**Your task**
Repeat the entries below word for word, from the line containing "data-point: [1369, 1157, 1393, 1180]" through the line containing "data-point: [305, 395, 329, 418]", with both of those lines included.

(Visual layout entries)
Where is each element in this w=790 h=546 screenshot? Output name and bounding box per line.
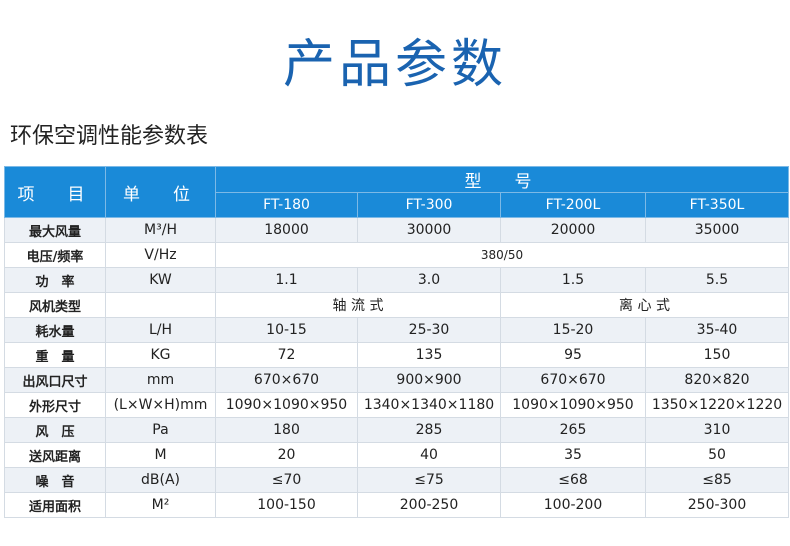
unit-cell: mm [105, 367, 216, 393]
table-cell: 285 [357, 417, 501, 443]
table-row: 耗水量 L/H 10-15 25-30 15-20 35-40 [4, 317, 789, 343]
table-row: 重 量 KG 72 135 95 150 [4, 342, 789, 368]
spec-table: 项 目 单 位 型 号 FT-180 FT-300 FT-200L FT-350… [4, 166, 789, 518]
table-cell: 265 [500, 417, 646, 443]
table-cell: 310 [645, 417, 789, 443]
table-cell: 离 心 式 [500, 292, 789, 318]
row-label: 送风距离 [4, 442, 106, 468]
table-cell: 35-40 [645, 317, 789, 343]
unit-cell: dB(A) [105, 467, 216, 493]
table-cell: 670×670 [215, 367, 358, 393]
table-cell: 900×900 [357, 367, 501, 393]
row-label: 功 率 [4, 267, 106, 293]
table-cell: 25-30 [357, 317, 501, 343]
table-cell: 18000 [215, 217, 358, 243]
table-cell: 135 [357, 342, 501, 368]
table-row: 出风口尺寸 mm 670×670 900×900 670×670 820×820 [4, 367, 789, 393]
table-cell: 35 [500, 442, 646, 468]
table-cell: 100-150 [215, 492, 358, 518]
row-label: 重 量 [4, 342, 106, 368]
row-label: 适用面积 [4, 492, 106, 518]
table-cell: 1.5 [500, 267, 646, 293]
row-label: 最大风量 [4, 217, 106, 243]
table-cell: 150 [645, 342, 789, 368]
row-label: 外形尺寸 [4, 392, 106, 418]
row-label: 耗水量 [4, 317, 106, 343]
table-cell: 100-200 [500, 492, 646, 518]
table-row: 噪 音 dB(A) ≤70 ≤75 ≤68 ≤85 [4, 467, 789, 493]
unit-cell [105, 292, 216, 318]
unit-cell: (L×W×H)mm [105, 392, 216, 418]
page-title: 产品参数 [282, 35, 507, 95]
model-header: FT-180 [215, 192, 358, 218]
table-cell: 1350×1220×1220 [645, 392, 789, 418]
table-cell: 670×670 [500, 367, 646, 393]
table-row: 风 压 Pa 180 285 265 310 [4, 417, 789, 443]
row-label: 风 压 [4, 417, 106, 443]
unit-cell: KW [105, 267, 216, 293]
unit-cell: M² [105, 492, 216, 518]
table-cell: 820×820 [645, 367, 789, 393]
table-cell: 1090×1090×950 [215, 392, 358, 418]
unit-cell: M³/H [105, 217, 216, 243]
table-cell: 200-250 [357, 492, 501, 518]
header-model: 型 号 [215, 166, 789, 193]
table-cell: 轴 流 式 [215, 292, 501, 318]
header-item: 项 目 [4, 166, 106, 218]
table-cell: 20 [215, 442, 358, 468]
table-cell: 380/50 [215, 242, 789, 268]
table-cell: 10-15 [215, 317, 358, 343]
table-cell: 20000 [500, 217, 646, 243]
unit-cell: V/Hz [105, 242, 216, 268]
table-title: 环保空调性能参数表 [10, 124, 209, 149]
table-cell: 3.0 [357, 267, 501, 293]
table-cell: 1.1 [215, 267, 358, 293]
table-row: 外形尺寸 (L×W×H)mm 1090×1090×950 1340×1340×1180… [4, 392, 789, 418]
model-header: FT-200L [500, 192, 646, 218]
table-cell: 35000 [645, 217, 789, 243]
unit-cell: Pa [105, 417, 216, 443]
table-row: 风机类型 轴 流 式离 心 式 [4, 292, 789, 318]
table-row: 电压/频率 V/Hz 380/50 [4, 242, 789, 268]
table-row: 功 率 KW 1.1 3.0 1.5 5.5 [4, 267, 789, 293]
table-cell: ≤70 [215, 467, 358, 493]
table-cell: ≤68 [500, 467, 646, 493]
table-cell: 1090×1090×950 [500, 392, 646, 418]
table-cell: 50 [645, 442, 789, 468]
table-cell: ≤75 [357, 467, 501, 493]
unit-cell: M [105, 442, 216, 468]
table-row: 适用面积 M² 100-150 200-250 100-200 250-300 [4, 492, 789, 518]
table-cell: 1340×1340×1180 [357, 392, 501, 418]
row-label: 噪 音 [4, 467, 106, 493]
row-label: 出风口尺寸 [4, 367, 106, 393]
table-cell: 30000 [357, 217, 501, 243]
model-header: FT-300 [357, 192, 501, 218]
table-cell: 250-300 [645, 492, 789, 518]
table-cell: 95 [500, 342, 646, 368]
unit-cell: L/H [105, 317, 216, 343]
model-header: FT-350L [645, 192, 789, 218]
table-cell: 72 [215, 342, 358, 368]
table-cell: 5.5 [645, 267, 789, 293]
row-label: 电压/频率 [4, 242, 106, 268]
table-row: 送风距离 M 20 40 35 50 [4, 442, 789, 468]
header-unit: 单 位 [105, 166, 216, 218]
row-label: 风机类型 [4, 292, 106, 318]
table-row: 最大风量 M³/H 18000 30000 20000 35000 [4, 217, 789, 243]
table-cell: 40 [357, 442, 501, 468]
unit-cell: KG [105, 342, 216, 368]
table-cell: 180 [215, 417, 358, 443]
table-cell: 15-20 [500, 317, 646, 343]
table-cell: ≤85 [645, 467, 789, 493]
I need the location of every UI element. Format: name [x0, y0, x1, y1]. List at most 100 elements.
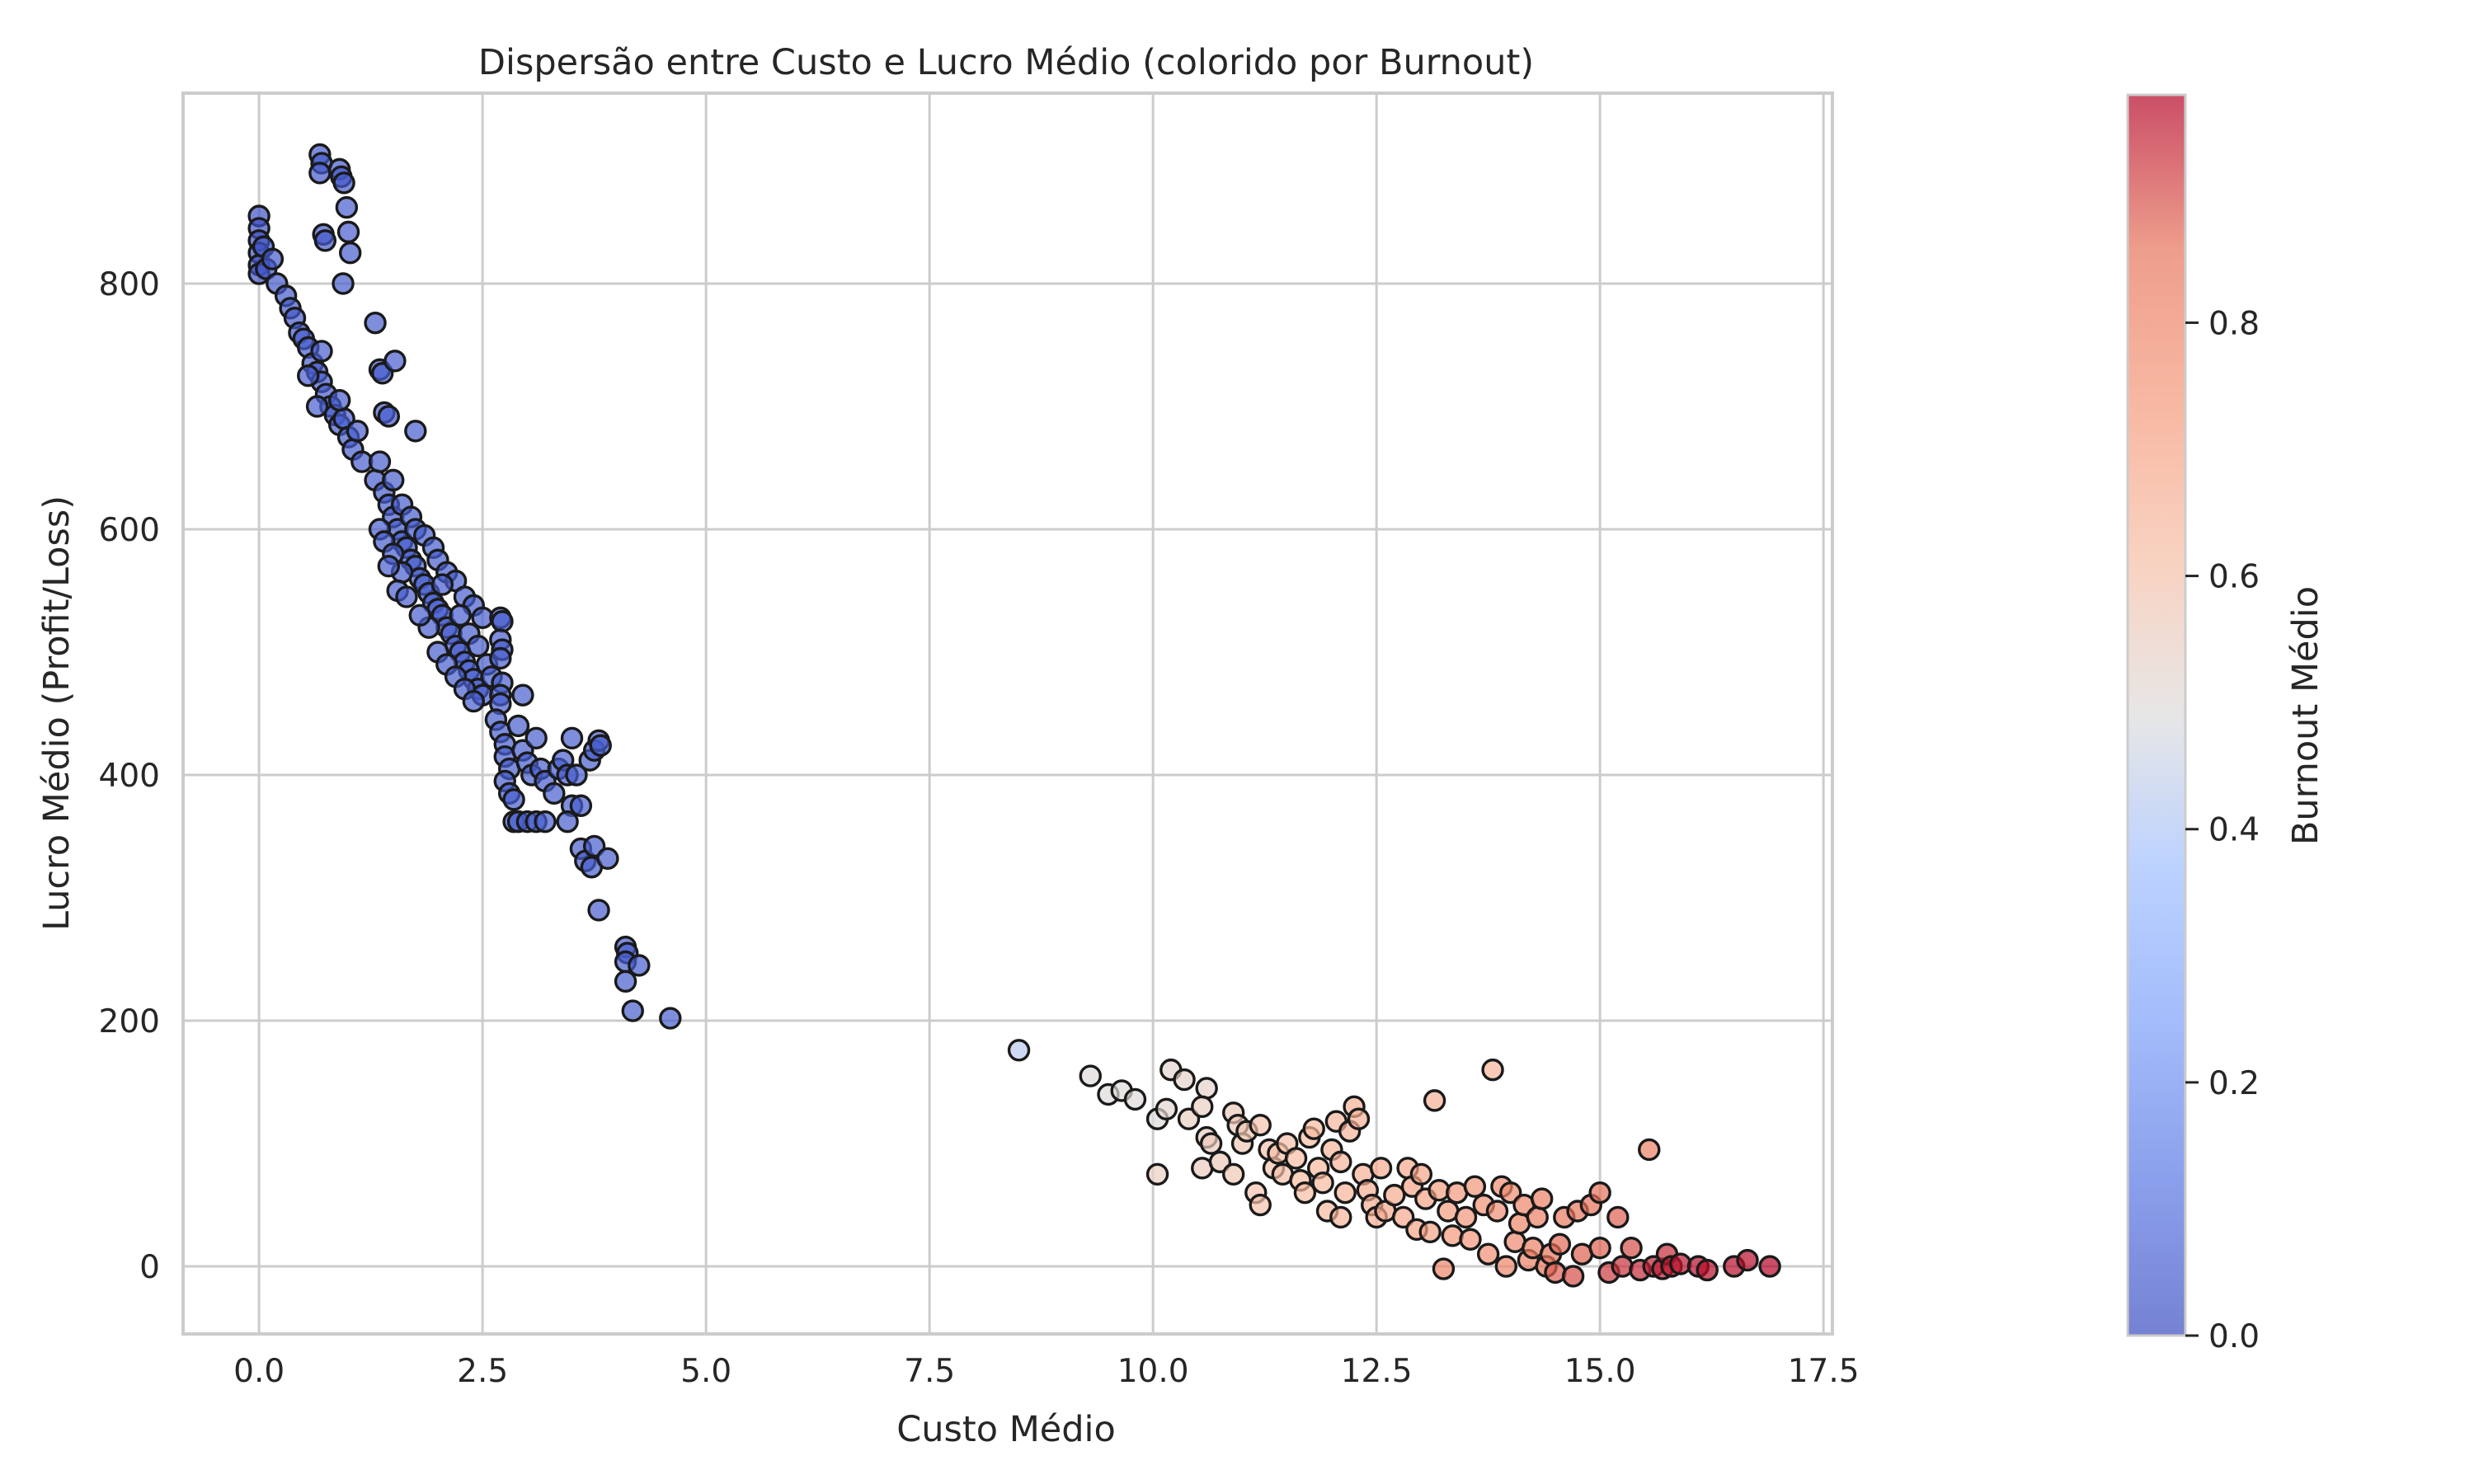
data-point: [1369, 1157, 1393, 1180]
x-tick-label: 12.5: [1341, 1353, 1413, 1390]
y-axis-ticks: 0 200 400 600 800: [99, 266, 160, 1286]
y-tick-label: 600: [99, 512, 160, 549]
data-point: [1638, 1138, 1661, 1162]
data-point: [1409, 1162, 1433, 1186]
data-point: [364, 311, 387, 335]
data-point: [261, 247, 285, 270]
data-point: [305, 395, 329, 418]
x-axis-ticks: 0.0 2.5 5.0 7.5 10.0 12.5 15.0 17.5: [233, 1353, 1859, 1390]
data-point: [1195, 1077, 1218, 1100]
data-point: [1007, 1039, 1031, 1062]
data-point: [1347, 1107, 1371, 1130]
x-tick-label: 0.0: [233, 1353, 285, 1390]
data-point: [328, 388, 351, 412]
data-point: [614, 970, 637, 993]
x-tick-label: 2.5: [457, 1353, 508, 1390]
data-point: [1123, 1087, 1147, 1111]
data-point: [565, 763, 588, 787]
data-point: [1494, 1255, 1518, 1278]
data-point: [1079, 1064, 1102, 1087]
data-point: [1249, 1113, 1272, 1137]
data-point: [1476, 1242, 1500, 1266]
data-point: [1530, 1187, 1554, 1210]
y-tick-label: 400: [99, 758, 160, 795]
data-point: [408, 603, 431, 627]
y-tick-label: 0: [139, 1249, 160, 1286]
data-point: [1611, 1255, 1634, 1278]
data-point: [1526, 1205, 1549, 1229]
colorbar-tick-label: 0.6: [2208, 559, 2260, 596]
data-point: [339, 242, 362, 265]
colorbar-tick-label: 0.0: [2208, 1318, 2260, 1355]
data-point: [1329, 1150, 1352, 1174]
data-point: [383, 350, 407, 373]
grid: [183, 93, 1832, 1334]
data-point: [382, 468, 405, 492]
y-tick-label: 200: [99, 1003, 160, 1040]
x-tick-label: 17.5: [1788, 1353, 1860, 1390]
colorbar-tick-label: 0.4: [2208, 812, 2260, 849]
data-point: [1432, 1257, 1456, 1280]
x-tick-label: 5.0: [680, 1353, 731, 1390]
chart-title: Dispersão entre Custo e Lucro Médio (col…: [478, 42, 1534, 83]
data-point: [377, 554, 401, 578]
x-tick-label: 10.0: [1117, 1353, 1189, 1390]
data-point: [430, 573, 454, 596]
x-axis-label: Custo Médio: [896, 1409, 1116, 1450]
colorbar-label: Burnout Médio: [2285, 586, 2326, 845]
data-point: [1441, 1224, 1464, 1247]
data-point: [1588, 1181, 1611, 1205]
data-point: [332, 171, 355, 195]
x-tick-label: 15.0: [1564, 1353, 1636, 1390]
y-axis-label: Lucro Médio (Profit/Loss): [36, 495, 78, 931]
data-point: [1454, 1205, 1478, 1229]
data-point: [346, 420, 369, 443]
data-point: [1199, 1132, 1223, 1155]
data-point: [1302, 1117, 1325, 1140]
data-point: [1485, 1200, 1509, 1223]
data-point: [467, 634, 490, 658]
data-point: [1383, 1183, 1406, 1207]
data-point: [1606, 1205, 1630, 1229]
data-point: [556, 810, 579, 834]
data-point: [449, 603, 472, 627]
colorbar-tick-label: 0.8: [2208, 305, 2260, 342]
data-point: [511, 683, 534, 707]
data-point: [502, 788, 525, 811]
colorbar-frame: [2126, 93, 2187, 1337]
x-tick-label: 7.5: [904, 1353, 955, 1390]
data-point: [1620, 1236, 1643, 1260]
data-point: [659, 1007, 682, 1030]
plot-frame: [181, 92, 1834, 1336]
data-point: [1191, 1095, 1214, 1119]
data-point: [336, 220, 360, 244]
colorbar: [2128, 95, 2185, 1336]
data-point: [395, 585, 418, 608]
data-point: [332, 272, 355, 295]
colorbar-tick-label: 0.2: [2208, 1065, 2260, 1102]
data-point: [462, 689, 486, 713]
data-point: [1418, 1220, 1442, 1244]
data-point: [596, 847, 619, 871]
data-point: [1293, 1181, 1317, 1205]
data-point: [335, 195, 359, 219]
data-point: [1758, 1255, 1781, 1278]
data-point: [1459, 1228, 1482, 1251]
data-point: [569, 794, 593, 817]
data-point: [1423, 1089, 1446, 1112]
data-point: [1284, 1147, 1308, 1170]
data-point: [313, 229, 337, 252]
data-point: [1249, 1193, 1272, 1217]
data-point: [560, 726, 584, 750]
data-point: [310, 340, 333, 363]
data-point: [1222, 1162, 1245, 1186]
data-point: [368, 450, 392, 473]
colorbar-ticks: 0.0 0.2 0.4 0.6 0.8: [2185, 305, 2260, 1355]
data-point: [1481, 1058, 1504, 1082]
data-point: [489, 646, 512, 670]
data-point: [1736, 1248, 1759, 1272]
data-points: [247, 143, 1781, 1288]
data-point: [1155, 1097, 1178, 1121]
data-point: [1329, 1205, 1352, 1229]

**Problem solution**
data-point: [1369, 1157, 1393, 1180]
x-tick-label: 12.5: [1341, 1353, 1413, 1390]
y-axis-ticks: 0 200 400 600 800: [99, 266, 160, 1286]
y-tick-label: 600: [99, 512, 160, 549]
data-point: [1638, 1138, 1661, 1162]
data-point: [1409, 1162, 1433, 1186]
data-point: [364, 311, 387, 335]
data-point: [261, 247, 285, 270]
data-point: [305, 395, 329, 418]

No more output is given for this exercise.